(Collected data)
* * * * * * * * *

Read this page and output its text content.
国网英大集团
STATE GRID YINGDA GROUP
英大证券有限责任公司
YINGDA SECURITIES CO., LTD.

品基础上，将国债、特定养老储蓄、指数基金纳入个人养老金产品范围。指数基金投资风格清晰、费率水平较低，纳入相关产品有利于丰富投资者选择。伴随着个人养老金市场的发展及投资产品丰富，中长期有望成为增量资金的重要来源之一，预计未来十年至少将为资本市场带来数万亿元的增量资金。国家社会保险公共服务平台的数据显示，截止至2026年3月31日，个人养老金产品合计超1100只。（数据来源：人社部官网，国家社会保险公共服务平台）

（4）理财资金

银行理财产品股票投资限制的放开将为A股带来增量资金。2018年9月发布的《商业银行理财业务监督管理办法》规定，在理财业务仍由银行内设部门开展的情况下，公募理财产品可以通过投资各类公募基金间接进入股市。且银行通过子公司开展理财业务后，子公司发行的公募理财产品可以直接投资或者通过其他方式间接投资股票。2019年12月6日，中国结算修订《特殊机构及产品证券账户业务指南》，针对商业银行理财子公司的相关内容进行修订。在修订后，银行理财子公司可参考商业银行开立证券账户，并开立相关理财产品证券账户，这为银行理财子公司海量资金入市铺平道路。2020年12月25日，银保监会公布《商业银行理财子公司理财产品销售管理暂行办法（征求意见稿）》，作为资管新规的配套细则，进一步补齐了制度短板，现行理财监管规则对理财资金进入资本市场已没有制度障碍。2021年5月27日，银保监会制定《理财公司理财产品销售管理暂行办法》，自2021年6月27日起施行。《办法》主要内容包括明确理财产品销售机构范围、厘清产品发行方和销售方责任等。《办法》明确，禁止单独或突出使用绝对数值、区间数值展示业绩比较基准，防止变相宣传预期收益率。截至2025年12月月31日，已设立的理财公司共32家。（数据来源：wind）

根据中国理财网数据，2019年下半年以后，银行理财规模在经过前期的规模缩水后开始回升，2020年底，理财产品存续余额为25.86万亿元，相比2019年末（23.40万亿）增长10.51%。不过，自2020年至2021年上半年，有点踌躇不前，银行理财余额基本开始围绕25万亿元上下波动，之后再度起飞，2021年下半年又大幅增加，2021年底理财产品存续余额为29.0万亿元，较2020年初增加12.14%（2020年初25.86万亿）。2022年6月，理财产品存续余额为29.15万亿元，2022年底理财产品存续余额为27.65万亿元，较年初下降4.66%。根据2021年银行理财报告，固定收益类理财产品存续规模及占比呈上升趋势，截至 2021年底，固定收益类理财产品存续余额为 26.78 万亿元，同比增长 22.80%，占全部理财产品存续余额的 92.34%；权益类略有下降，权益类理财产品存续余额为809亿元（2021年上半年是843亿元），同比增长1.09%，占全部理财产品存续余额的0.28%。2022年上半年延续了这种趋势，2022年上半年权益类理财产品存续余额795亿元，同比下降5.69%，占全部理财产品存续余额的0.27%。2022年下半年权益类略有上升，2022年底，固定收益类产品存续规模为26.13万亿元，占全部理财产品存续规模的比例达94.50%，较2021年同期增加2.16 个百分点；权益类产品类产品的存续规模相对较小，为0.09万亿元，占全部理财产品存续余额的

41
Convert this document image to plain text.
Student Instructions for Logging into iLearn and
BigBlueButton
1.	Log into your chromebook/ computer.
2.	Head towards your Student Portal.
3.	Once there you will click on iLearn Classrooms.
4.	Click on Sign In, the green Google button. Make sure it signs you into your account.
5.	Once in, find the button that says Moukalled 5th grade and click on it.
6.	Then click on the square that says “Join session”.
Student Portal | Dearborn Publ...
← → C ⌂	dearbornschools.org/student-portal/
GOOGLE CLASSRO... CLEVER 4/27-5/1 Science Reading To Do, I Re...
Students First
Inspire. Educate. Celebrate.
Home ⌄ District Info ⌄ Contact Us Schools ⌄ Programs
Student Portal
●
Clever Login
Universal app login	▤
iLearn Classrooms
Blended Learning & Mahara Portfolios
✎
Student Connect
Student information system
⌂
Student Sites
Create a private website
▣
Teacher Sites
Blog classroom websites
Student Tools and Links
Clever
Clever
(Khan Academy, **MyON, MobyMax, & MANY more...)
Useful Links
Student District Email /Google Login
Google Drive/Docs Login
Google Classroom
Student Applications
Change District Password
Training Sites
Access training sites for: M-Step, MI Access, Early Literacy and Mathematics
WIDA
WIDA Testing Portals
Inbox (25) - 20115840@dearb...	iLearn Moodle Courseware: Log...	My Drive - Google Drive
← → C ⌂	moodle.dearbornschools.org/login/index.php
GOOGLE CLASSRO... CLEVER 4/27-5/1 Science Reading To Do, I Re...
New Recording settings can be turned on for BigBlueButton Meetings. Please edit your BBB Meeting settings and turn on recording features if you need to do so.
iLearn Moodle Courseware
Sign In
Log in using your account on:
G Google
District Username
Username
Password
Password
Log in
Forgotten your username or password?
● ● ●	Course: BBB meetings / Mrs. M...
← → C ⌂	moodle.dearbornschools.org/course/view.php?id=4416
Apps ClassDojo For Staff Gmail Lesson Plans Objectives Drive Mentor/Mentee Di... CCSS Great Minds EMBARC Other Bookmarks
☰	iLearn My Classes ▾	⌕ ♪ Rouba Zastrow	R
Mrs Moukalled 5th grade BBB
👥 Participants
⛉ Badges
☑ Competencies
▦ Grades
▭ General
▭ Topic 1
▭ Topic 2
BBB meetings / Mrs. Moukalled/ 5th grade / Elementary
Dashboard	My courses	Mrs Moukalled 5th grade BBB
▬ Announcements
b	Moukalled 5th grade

* * * * * * * * *

** Exercise aim **
In the entries above, find every line holding the word "YINGDA" and copy it out.

** The completed task **
STATE GRID YINGDA GROUP
YINGDA SECURITIES CO., LTD.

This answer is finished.